> **Data shown**
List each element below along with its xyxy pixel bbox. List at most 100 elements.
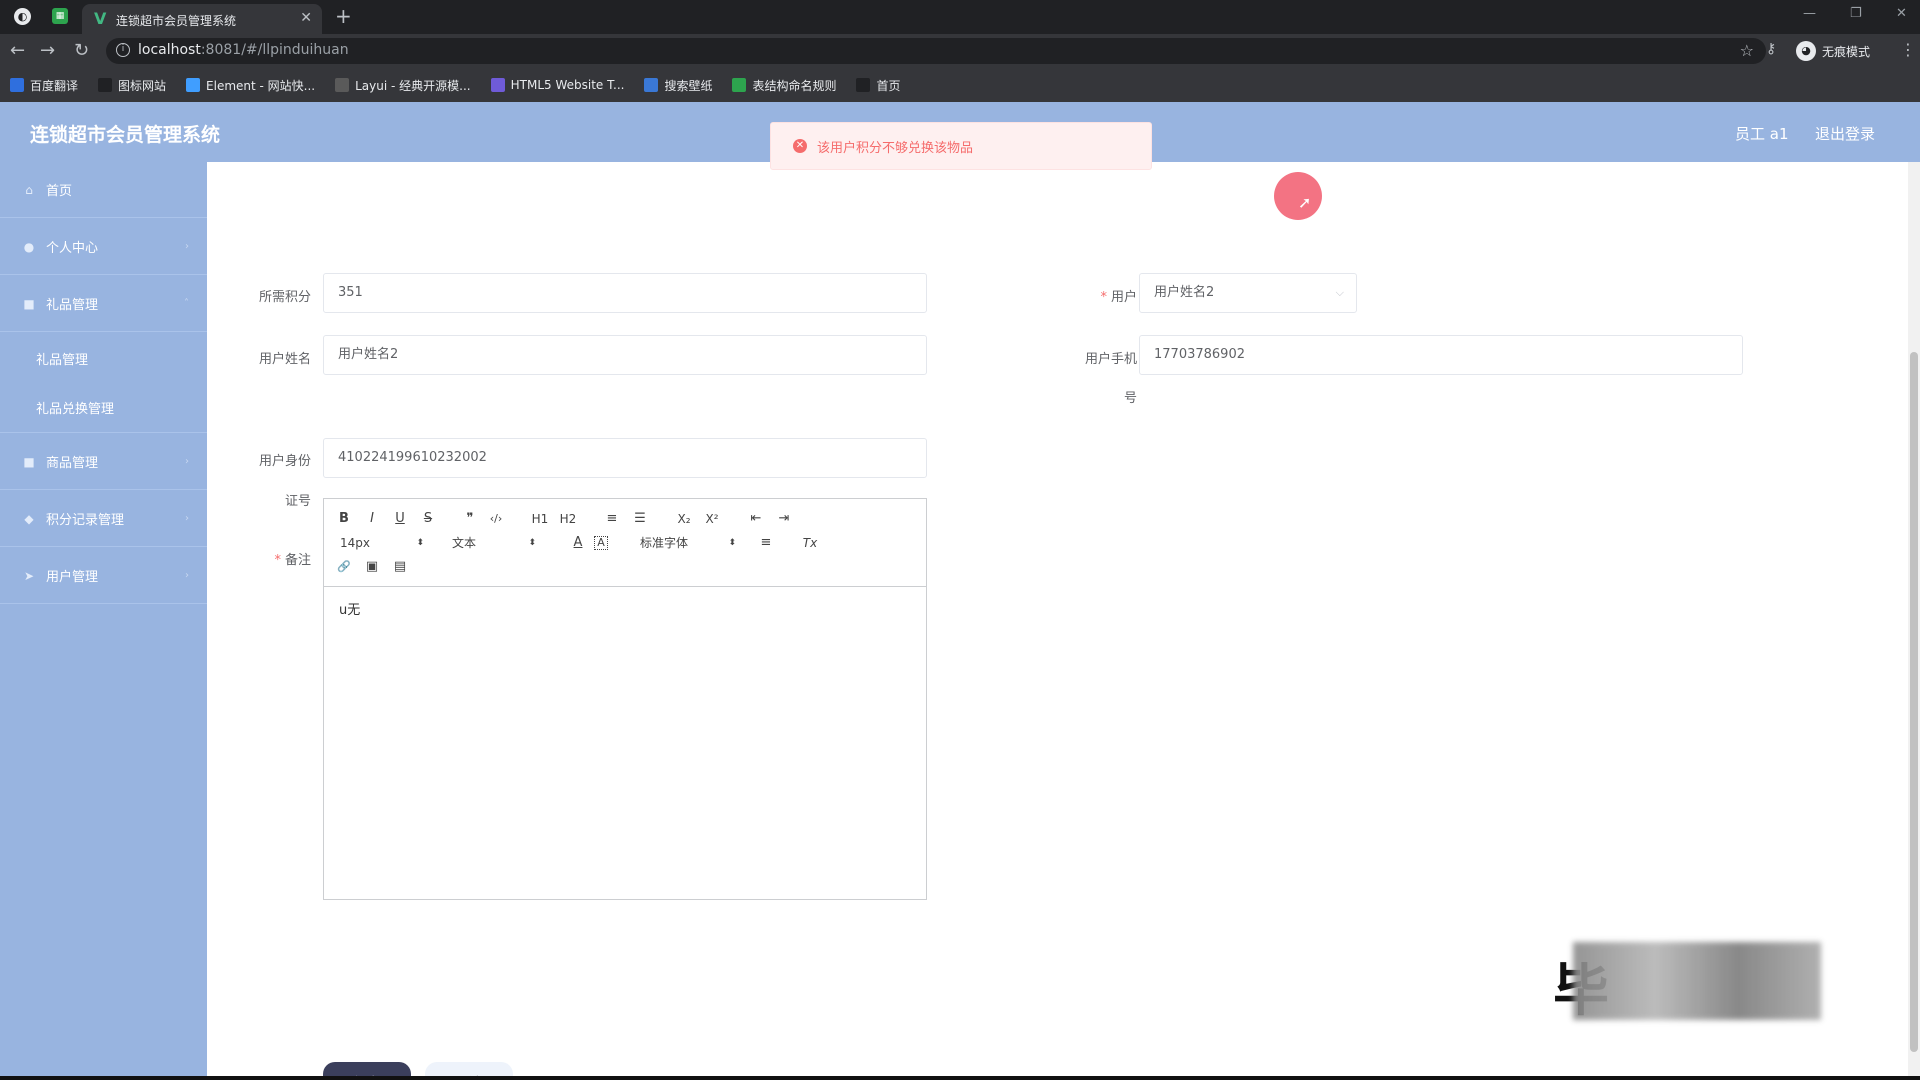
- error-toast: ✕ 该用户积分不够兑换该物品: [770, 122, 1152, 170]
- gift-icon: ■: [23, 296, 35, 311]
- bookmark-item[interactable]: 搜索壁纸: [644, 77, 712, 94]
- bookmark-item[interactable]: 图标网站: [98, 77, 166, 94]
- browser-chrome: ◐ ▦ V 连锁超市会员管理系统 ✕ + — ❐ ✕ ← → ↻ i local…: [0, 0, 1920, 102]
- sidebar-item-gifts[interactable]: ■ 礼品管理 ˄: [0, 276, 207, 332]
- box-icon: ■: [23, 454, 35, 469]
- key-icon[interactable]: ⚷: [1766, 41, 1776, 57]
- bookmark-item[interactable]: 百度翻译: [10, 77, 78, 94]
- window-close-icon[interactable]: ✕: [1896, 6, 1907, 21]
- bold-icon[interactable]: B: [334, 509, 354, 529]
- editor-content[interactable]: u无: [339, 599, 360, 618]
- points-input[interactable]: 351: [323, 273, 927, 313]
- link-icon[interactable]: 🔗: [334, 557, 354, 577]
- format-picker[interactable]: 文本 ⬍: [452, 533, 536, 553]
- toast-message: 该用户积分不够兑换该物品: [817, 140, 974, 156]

> **Task directions**
Arrange each line of the data above as a Markdown table with two columns, Row and Entry, numbering the rows consecutively and omitting any blank lines. Leave the picture out of the table.

> **Output of the task**
| Row | Entry |
|---|---|
| 1 | List each element below along with its xyxy pixel bbox. List at most 100 elements. |
| 2 | - error-toast: ✕ 该用户积分不够兑换该物品: [770, 122, 1152, 170] |
| 3 | - gift-icon: ■: [23, 296, 35, 311] |
| 4 | - bookmark-item[interactable]: 搜索壁纸: [644, 77, 712, 94] |
| 5 | - bookmark-item[interactable]: 图标网站: [98, 77, 166, 94] |
| 6 | - browser-chrome: ◐ ▦ V 连锁超市会员管理系统 ✕ + — ❐ ✕ ← → ↻ i local…: [0, 0, 1920, 102] |
| 7 | - sidebar-item-gifts[interactable]: ■ 礼品管理 ˄: [0, 276, 207, 332] |
| 8 | - box-icon: ■: [23, 454, 35, 469] |
| 9 | - key-icon[interactable]: ⚷: [1766, 41, 1776, 57] |
| 10 | - bookmark-item[interactable]: 百度翻译: [10, 77, 78, 94] |
| 11 | - window-close-icon[interactable]: ✕: [1896, 6, 1907, 21] |
| 12 | - bold-icon[interactable]: B: [334, 509, 354, 529] |
| 13 | - editor-content[interactable]: u无: [339, 599, 360, 618] |
| 14 | - points-input[interactable]: 351: [323, 273, 927, 313] |
| 15 | - link-icon[interactable]: 🔗: [334, 557, 354, 577] |
| 16 | - format-picker[interactable]: 文本 ⬍: [452, 533, 536, 553] |
| 17 | - toast-message: 该用户积分不够兑换该物品: [817, 140, 974, 156] |